Print the entries below in their entirety, exactly as they are written.

EXERCISE MATERIALS:
• • • • •
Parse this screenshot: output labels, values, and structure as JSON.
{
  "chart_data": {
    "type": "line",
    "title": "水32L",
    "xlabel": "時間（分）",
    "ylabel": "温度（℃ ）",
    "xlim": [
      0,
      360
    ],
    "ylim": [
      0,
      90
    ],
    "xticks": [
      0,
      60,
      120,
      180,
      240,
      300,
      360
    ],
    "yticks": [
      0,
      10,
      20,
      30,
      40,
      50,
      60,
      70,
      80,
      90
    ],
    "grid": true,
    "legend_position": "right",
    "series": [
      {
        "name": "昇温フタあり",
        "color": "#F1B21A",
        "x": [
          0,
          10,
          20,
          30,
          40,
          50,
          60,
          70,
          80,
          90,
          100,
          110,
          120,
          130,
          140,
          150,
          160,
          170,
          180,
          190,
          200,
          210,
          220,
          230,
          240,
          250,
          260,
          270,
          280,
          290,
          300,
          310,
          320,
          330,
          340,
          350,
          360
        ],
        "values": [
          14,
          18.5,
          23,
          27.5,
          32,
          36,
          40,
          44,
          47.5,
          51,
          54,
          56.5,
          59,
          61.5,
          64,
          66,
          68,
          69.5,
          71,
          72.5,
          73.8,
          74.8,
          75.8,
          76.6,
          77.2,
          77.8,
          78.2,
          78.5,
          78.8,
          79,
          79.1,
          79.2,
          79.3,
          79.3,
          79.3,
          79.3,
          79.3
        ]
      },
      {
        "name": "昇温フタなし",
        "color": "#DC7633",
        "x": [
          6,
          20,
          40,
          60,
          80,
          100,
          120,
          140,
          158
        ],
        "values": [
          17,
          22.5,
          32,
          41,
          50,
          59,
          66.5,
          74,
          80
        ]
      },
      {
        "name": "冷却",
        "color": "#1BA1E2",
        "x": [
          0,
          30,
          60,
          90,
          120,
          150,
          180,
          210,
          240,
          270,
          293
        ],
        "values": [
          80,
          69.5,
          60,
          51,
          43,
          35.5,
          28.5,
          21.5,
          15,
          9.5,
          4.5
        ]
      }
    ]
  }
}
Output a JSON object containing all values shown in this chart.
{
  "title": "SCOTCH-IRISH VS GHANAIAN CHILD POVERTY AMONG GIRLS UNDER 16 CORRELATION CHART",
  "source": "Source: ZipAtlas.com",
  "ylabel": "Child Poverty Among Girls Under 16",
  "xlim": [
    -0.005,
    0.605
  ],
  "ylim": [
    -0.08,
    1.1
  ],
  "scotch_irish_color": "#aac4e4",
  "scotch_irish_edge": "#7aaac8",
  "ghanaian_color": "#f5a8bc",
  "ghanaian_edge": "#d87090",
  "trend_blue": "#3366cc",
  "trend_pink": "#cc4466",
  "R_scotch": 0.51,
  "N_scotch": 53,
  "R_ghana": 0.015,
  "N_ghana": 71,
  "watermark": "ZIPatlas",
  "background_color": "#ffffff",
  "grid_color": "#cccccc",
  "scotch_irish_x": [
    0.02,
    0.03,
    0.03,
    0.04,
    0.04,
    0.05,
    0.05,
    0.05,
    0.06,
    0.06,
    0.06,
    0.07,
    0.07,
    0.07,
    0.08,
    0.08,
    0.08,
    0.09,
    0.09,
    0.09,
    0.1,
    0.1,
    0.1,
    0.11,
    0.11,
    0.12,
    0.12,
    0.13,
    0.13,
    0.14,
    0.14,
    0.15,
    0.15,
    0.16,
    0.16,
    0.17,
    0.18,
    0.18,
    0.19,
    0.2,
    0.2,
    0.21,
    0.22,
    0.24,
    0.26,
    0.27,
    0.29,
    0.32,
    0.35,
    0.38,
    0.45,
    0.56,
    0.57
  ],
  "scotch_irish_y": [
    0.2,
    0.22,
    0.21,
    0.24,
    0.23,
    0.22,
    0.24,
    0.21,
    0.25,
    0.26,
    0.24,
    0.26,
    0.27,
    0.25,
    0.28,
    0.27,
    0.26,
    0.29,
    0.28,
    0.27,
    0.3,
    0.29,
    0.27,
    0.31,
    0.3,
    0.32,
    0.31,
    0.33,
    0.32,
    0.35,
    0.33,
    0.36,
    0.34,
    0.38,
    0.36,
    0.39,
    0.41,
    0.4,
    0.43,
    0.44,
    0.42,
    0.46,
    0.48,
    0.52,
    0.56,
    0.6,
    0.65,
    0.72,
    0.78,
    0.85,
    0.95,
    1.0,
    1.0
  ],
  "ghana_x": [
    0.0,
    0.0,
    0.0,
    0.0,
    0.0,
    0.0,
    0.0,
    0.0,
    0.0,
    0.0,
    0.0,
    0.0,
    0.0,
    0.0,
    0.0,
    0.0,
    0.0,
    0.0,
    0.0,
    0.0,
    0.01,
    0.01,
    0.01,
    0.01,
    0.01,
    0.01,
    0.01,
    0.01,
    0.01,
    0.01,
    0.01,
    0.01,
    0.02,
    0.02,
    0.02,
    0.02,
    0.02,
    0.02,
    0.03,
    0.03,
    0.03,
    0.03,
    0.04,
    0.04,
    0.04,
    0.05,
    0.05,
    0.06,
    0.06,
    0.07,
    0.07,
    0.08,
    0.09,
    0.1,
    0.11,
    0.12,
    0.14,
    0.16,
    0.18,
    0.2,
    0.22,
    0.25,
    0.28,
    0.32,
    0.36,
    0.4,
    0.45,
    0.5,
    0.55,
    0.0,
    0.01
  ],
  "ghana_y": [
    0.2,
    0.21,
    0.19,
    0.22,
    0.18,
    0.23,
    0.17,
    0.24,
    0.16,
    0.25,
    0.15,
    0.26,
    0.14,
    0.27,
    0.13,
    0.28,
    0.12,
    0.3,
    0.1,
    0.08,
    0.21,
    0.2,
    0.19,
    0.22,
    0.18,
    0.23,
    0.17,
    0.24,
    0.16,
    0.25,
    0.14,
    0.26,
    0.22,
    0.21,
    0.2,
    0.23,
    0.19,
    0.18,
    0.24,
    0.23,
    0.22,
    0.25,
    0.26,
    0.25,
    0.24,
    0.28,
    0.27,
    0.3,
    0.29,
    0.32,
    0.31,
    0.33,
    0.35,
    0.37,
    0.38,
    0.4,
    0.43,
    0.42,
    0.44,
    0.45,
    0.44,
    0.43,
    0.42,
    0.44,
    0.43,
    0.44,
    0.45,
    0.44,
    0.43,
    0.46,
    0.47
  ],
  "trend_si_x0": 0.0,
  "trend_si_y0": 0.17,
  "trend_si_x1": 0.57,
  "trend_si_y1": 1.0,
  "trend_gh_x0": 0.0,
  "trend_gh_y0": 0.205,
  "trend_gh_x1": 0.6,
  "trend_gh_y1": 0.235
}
• • • • •
REPLY:
Parse this screenshot: output labels, values, and structure as JSON.
{
  "chart_data": {
    "type": "line",
    "title": "水32L",
    "xlabel": "時間（分）",
    "ylabel": "温度（℃ ）",
    "xlim": [
      0,
      360
    ],
    "ylim": [
      0,
      90
    ],
    "xticks": [
      0,
      60,
      120,
      180,
      240,
      300,
      360
    ],
    "yticks": [
      0,
      10,
      20,
      30,
      40,
      50,
      60,
      70,
      80,
      90
    ],
    "grid": true,
    "legend_position": "right",
    "series": [
      {
        "name": "昇温フタあり",
        "color": "#F1B21A",
        "x": [
          0,
          10,
          20,
          30,
          40,
          50,
          60,
          70,
          80,
          90,
          100,
          110,
          120,
          130,
          140,
          150,
          160,
          170,
          180,
          190,
          200,
          210,
          220,
          230,
          240,
          250,
          260,
          270,
          280,
          290,
          300,
          310,
          320,
          330,
          340,
          350,
          360
        ],
        "values": [
          14,
          18.5,
          23,
          27.5,
          32,
          36,
          40,
          44,
          47.5,
          51,
          54,
          56.5,
          59,
          61.5,
          64,
          66,
          68,
          69.5,
          71,
          72.5,
          73.8,
          74.8,
          75.8,
          76.6,
          77.2,
          77.8,
          78.2,
          78.5,
          78.8,
          79,
          79.1,
          79.2,
          79.3,
          79.3,
          79.3,
          79.3,
          79.3
        ]
      },
      {
        "name": "昇温フタなし",
        "color": "#DC7633",
        "x": [
          6,
          20,
          40,
          60,
          80,
          100,
          120,
          140,
          158
        ],
        "values": [
          17,
          22.5,
          32,
          41,
          50,
          59,
          66.5,
          74,
          80
        ]
      },
      {
        "name": "冷却",
        "color": "#1BA1E2",
        "x": [
          0,
          30,
          60,
          90,
          120,
          150,
          180,
          210,
          240,
          270,
          293
        ],
        "values": [
          80,
          69.5,
          60,
          51,
          43,
          35.5,
          28.5,
          21.5,
          15,
          9.5,
          4.5
        ]
      }
    ]
  }
}
Output a JSON object containing all values shown in this chart.
{
  "title": "SCOTCH-IRISH VS GHANAIAN CHILD POVERTY AMONG GIRLS UNDER 16 CORRELATION CHART",
  "source": "Source: ZipAtlas.com",
  "ylabel": "Child Poverty Among Girls Under 16",
  "xlim": [
    -0.005,
    0.605
  ],
  "ylim": [
    -0.08,
    1.1
  ],
  "scotch_irish_color": "#aac4e4",
  "scotch_irish_edge": "#7aaac8",
  "ghanaian_color": "#f5a8bc",
  "ghanaian_edge": "#d87090",
  "trend_blue": "#3366cc",
  "trend_pink": "#cc4466",
  "R_scotch": 0.51,
  "N_scotch": 53,
  "R_ghana": 0.015,
  "N_ghana": 71,
  "watermark": "ZIPatlas",
  "background_color": "#ffffff",
  "grid_color": "#cccccc",
  "scotch_irish_x": [
    0.02,
    0.03,
    0.03,
    0.04,
    0.04,
    0.05,
    0.05,
    0.05,
    0.06,
    0.06,
    0.06,
    0.07,
    0.07,
    0.07,
    0.08,
    0.08,
    0.08,
    0.09,
    0.09,
    0.09,
    0.1,
    0.1,
    0.1,
    0.11,
    0.11,
    0.12,
    0.12,
    0.13,
    0.13,
    0.14,
    0.14,
    0.15,
    0.15,
    0.16,
    0.16,
    0.17,
    0.18,
    0.18,
    0.19,
    0.2,
    0.2,
    0.21,
    0.22,
    0.24,
    0.26,
    0.27,
    0.29,
    0.32,
    0.35,
    0.38,
    0.45,
    0.56,
    0.57
  ],
  "scotch_irish_y": [
    0.2,
    0.22,
    0.21,
    0.24,
    0.23,
    0.22,
    0.24,
    0.21,
    0.25,
    0.26,
    0.24,
    0.26,
    0.27,
    0.25,
    0.28,
    0.27,
    0.26,
    0.29,
    0.28,
    0.27,
    0.3,
    0.29,
    0.27,
    0.31,
    0.3,
    0.32,
    0.31,
    0.33,
    0.32,
    0.35,
    0.33,
    0.36,
    0.34,
    0.38,
    0.36,
    0.39,
    0.41,
    0.4,
    0.43,
    0.44,
    0.42,
    0.46,
    0.48,
    0.52,
    0.56,
    0.6,
    0.65,
    0.72,
    0.78,
    0.85,
    0.95,
    1.0,
    1.0
  ],
  "ghana_x": [
    0.0,
    0.0,
    0.0,
    0.0,
    0.0,
    0.0,
    0.0,
    0.0,
    0.0,
    0.0,
    0.0,
    0.0,
    0.0,
    0.0,
    0.0,
    0.0,
    0.0,
    0.0,
    0.0,
    0.0,
    0.01,
    0.01,
    0.01,
    0.01,
    0.01,
    0.01,
    0.01,
    0.01,
    0.01,
    0.01,
    0.01,
    0.01,
    0.02,
    0.02,
    0.02,
    0.02,
    0.02,
    0.02,
    0.03,
    0.03,
    0.03,
    0.03,
    0.04,
    0.04,
    0.04,
    0.05,
    0.05,
    0.06,
    0.06,
    0.07,
    0.07,
    0.08,
    0.09,
    0.1,
    0.11,
    0.12,
    0.14,
    0.16,
    0.18,
    0.2,
    0.22,
    0.25,
    0.28,
    0.32,
    0.36,
    0.4,
    0.45,
    0.5,
    0.55,
    0.0,
    0.01
  ],
  "ghana_y": [
    0.2,
    0.21,
    0.19,
    0.22,
    0.18,
    0.23,
    0.17,
    0.24,
    0.16,
    0.25,
    0.15,
    0.26,
    0.14,
    0.27,
    0.13,
    0.28,
    0.12,
    0.3,
    0.1,
    0.08,
    0.21,
    0.2,
    0.19,
    0.22,
    0.18,
    0.23,
    0.17,
    0.24,
    0.16,
    0.25,
    0.14,
    0.26,
    0.22,
    0.21,
    0.2,
    0.23,
    0.19,
    0.18,
    0.24,
    0.23,
    0.22,
    0.25,
    0.26,
    0.25,
    0.24,
    0.28,
    0.27,
    0.3,
    0.29,
    0.32,
    0.31,
    0.33,
    0.35,
    0.37,
    0.38,
    0.4,
    0.43,
    0.42,
    0.44,
    0.45,
    0.44,
    0.43,
    0.42,
    0.44,
    0.43,
    0.44,
    0.45,
    0.44,
    0.43,
    0.46,
    0.47
  ],
  "trend_si_x0": 0.0,
  "trend_si_y0": 0.17,
  "trend_si_x1": 0.57,
  "trend_si_y1": 1.0,
  "trend_gh_x0": 0.0,
  "trend_gh_y0": 0.205,
  "trend_gh_x1": 0.6,
  "trend_gh_y1": 0.235
}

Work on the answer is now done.